__REQUEST__. Lines that hold the word "Output" should be located and copied.

__GIVEN ENTRIES__.
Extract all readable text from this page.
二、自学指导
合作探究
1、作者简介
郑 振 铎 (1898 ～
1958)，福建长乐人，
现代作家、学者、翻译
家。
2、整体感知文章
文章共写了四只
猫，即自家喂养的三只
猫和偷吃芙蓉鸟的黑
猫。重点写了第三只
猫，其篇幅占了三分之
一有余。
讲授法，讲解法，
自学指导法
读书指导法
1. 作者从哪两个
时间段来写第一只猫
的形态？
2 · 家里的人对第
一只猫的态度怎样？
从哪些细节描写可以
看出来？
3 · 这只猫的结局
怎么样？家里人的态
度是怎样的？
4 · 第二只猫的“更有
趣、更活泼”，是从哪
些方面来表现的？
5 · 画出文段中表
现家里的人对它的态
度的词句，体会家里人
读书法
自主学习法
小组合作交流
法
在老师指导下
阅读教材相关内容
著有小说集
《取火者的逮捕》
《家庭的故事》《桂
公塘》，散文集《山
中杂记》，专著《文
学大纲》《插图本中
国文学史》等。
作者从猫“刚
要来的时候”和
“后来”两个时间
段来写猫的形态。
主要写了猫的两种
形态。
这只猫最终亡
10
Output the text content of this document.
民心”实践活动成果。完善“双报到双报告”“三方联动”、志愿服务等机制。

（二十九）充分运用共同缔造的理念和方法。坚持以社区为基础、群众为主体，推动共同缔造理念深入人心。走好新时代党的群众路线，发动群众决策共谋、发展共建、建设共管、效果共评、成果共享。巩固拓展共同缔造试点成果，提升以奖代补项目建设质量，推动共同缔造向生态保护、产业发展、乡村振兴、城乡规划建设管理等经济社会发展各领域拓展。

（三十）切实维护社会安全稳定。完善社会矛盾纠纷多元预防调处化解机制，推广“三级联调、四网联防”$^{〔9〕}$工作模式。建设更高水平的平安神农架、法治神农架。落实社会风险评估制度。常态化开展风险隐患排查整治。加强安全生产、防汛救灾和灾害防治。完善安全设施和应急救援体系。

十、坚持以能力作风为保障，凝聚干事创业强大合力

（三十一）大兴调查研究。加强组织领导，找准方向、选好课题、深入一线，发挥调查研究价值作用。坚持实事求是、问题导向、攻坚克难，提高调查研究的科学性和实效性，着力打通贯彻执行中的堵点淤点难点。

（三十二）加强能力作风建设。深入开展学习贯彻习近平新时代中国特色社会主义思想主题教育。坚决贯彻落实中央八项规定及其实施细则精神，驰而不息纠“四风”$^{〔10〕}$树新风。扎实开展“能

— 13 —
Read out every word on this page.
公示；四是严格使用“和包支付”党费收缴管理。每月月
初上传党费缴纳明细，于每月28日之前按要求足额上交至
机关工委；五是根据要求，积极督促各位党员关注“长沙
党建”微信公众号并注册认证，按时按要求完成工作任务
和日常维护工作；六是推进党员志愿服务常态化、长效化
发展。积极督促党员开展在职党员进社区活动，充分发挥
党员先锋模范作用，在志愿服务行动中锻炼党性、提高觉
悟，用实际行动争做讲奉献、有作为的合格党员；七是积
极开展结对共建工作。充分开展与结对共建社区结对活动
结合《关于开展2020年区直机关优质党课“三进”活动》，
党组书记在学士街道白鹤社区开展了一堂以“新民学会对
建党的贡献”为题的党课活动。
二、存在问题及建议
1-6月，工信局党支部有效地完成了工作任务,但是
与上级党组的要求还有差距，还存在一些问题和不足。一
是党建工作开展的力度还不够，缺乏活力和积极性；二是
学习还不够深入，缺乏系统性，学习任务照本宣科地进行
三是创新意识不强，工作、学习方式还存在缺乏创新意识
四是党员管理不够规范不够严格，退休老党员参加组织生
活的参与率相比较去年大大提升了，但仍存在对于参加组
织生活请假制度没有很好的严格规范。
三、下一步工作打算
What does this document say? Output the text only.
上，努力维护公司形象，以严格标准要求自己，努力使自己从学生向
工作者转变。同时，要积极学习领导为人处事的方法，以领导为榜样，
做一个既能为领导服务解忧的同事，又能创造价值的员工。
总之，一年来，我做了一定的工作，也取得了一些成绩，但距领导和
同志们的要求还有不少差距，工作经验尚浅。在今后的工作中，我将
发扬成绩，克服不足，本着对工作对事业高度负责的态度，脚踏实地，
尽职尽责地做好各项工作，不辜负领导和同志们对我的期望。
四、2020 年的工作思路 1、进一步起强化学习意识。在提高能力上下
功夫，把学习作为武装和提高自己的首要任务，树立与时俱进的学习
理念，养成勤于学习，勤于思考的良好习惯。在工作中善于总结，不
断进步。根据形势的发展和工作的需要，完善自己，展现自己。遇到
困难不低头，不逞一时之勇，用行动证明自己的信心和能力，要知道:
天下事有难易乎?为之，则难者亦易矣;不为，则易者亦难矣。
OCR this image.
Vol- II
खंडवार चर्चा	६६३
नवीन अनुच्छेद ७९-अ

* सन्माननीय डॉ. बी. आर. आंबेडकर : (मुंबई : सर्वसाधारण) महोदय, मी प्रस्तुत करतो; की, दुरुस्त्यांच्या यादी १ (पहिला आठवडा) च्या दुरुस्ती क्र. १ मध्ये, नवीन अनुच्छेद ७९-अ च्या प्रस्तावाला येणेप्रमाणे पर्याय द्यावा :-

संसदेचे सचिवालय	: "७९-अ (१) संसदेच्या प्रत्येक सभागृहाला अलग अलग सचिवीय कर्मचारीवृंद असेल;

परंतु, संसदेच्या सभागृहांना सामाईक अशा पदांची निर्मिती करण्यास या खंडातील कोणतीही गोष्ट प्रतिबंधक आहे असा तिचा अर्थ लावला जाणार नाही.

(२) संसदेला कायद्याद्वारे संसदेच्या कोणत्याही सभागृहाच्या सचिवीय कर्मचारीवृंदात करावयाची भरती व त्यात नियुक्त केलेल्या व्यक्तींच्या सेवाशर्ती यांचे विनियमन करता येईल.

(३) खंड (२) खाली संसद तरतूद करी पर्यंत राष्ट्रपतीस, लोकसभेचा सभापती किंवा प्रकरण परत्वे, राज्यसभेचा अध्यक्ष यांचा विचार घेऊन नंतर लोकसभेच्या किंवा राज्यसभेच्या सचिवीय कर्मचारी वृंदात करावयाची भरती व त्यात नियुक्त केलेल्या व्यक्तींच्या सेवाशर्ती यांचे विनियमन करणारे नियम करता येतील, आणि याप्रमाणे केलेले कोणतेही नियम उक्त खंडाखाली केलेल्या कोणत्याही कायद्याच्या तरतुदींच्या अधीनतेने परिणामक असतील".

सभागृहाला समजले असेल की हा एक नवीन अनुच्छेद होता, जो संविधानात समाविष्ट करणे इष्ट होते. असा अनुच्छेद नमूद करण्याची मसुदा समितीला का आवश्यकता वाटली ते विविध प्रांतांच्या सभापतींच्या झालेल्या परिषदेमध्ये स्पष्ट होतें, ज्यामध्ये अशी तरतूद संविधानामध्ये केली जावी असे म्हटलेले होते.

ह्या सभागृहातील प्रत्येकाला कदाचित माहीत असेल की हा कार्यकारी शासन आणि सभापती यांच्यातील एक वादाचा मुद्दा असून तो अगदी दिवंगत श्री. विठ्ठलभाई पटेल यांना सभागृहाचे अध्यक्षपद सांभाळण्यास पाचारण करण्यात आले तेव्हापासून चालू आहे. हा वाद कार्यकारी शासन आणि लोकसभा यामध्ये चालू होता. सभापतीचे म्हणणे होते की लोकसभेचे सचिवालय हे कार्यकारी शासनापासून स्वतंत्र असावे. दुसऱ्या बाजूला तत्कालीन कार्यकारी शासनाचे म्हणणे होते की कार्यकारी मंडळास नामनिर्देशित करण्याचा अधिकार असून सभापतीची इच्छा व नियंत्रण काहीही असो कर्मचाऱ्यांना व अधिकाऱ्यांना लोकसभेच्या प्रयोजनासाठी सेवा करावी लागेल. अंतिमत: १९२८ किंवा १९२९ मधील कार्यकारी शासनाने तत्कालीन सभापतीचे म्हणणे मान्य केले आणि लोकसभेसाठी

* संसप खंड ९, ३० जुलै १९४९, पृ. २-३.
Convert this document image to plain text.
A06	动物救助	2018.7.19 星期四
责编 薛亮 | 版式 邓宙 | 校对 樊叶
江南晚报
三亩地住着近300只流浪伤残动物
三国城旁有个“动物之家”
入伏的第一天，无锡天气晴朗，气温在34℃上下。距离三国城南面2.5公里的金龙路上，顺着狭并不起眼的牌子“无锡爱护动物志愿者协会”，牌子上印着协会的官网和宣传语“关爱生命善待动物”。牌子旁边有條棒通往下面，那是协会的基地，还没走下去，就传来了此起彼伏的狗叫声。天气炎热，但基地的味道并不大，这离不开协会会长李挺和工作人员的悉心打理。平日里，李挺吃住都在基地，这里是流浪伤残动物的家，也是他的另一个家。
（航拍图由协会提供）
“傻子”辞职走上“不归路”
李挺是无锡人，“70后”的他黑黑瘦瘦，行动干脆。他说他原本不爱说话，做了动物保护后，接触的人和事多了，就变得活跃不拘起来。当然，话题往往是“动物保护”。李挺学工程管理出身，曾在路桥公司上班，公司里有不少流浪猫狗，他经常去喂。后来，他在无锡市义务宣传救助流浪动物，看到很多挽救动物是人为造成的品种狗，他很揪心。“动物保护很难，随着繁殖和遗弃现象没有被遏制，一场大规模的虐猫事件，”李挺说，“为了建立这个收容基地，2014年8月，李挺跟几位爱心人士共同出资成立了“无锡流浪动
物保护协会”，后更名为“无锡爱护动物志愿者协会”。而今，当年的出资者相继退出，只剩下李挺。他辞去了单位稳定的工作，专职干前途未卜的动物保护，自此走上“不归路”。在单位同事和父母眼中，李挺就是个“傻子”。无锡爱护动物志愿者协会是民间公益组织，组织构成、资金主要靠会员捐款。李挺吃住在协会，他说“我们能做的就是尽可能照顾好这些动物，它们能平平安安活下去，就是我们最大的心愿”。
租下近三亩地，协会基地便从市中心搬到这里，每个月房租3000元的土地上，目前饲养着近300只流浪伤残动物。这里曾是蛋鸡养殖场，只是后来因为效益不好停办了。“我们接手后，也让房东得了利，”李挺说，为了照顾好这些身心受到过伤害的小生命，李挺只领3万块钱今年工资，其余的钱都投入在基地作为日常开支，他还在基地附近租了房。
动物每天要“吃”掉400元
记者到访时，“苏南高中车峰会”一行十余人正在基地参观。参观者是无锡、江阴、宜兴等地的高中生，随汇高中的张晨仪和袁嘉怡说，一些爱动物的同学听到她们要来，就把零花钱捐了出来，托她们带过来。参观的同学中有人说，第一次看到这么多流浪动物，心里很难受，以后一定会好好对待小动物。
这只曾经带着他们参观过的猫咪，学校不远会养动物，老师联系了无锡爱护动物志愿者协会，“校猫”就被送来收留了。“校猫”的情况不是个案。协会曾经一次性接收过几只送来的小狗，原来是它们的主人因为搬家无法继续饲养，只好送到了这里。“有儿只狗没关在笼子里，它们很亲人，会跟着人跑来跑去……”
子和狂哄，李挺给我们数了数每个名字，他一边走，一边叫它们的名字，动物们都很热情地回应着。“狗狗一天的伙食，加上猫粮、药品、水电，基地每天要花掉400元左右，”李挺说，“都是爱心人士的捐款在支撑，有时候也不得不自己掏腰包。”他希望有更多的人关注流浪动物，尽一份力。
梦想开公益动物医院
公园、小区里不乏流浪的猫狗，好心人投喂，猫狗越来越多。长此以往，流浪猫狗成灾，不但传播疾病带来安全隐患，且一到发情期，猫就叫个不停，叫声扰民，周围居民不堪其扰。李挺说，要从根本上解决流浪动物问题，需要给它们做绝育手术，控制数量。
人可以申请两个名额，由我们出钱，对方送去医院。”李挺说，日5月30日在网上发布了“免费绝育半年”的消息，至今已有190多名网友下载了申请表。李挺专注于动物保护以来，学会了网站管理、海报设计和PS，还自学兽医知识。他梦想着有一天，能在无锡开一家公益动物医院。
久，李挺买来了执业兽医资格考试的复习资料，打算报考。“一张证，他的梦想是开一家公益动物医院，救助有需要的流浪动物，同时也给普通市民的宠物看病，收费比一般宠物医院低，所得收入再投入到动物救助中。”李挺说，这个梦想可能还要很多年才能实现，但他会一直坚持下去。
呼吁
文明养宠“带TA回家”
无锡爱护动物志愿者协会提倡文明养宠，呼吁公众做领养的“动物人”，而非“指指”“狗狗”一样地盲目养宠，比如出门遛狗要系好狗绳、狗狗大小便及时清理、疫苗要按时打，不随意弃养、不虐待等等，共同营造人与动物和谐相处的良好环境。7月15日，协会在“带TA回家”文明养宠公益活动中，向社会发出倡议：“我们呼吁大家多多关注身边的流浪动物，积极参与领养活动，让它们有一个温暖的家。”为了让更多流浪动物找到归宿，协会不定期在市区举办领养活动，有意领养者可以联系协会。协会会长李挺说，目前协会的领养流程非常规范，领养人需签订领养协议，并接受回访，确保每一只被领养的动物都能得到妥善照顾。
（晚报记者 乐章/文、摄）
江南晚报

__EXERCISE RESULT__.
Output the text content of this document.
What does this document say? Output the text only.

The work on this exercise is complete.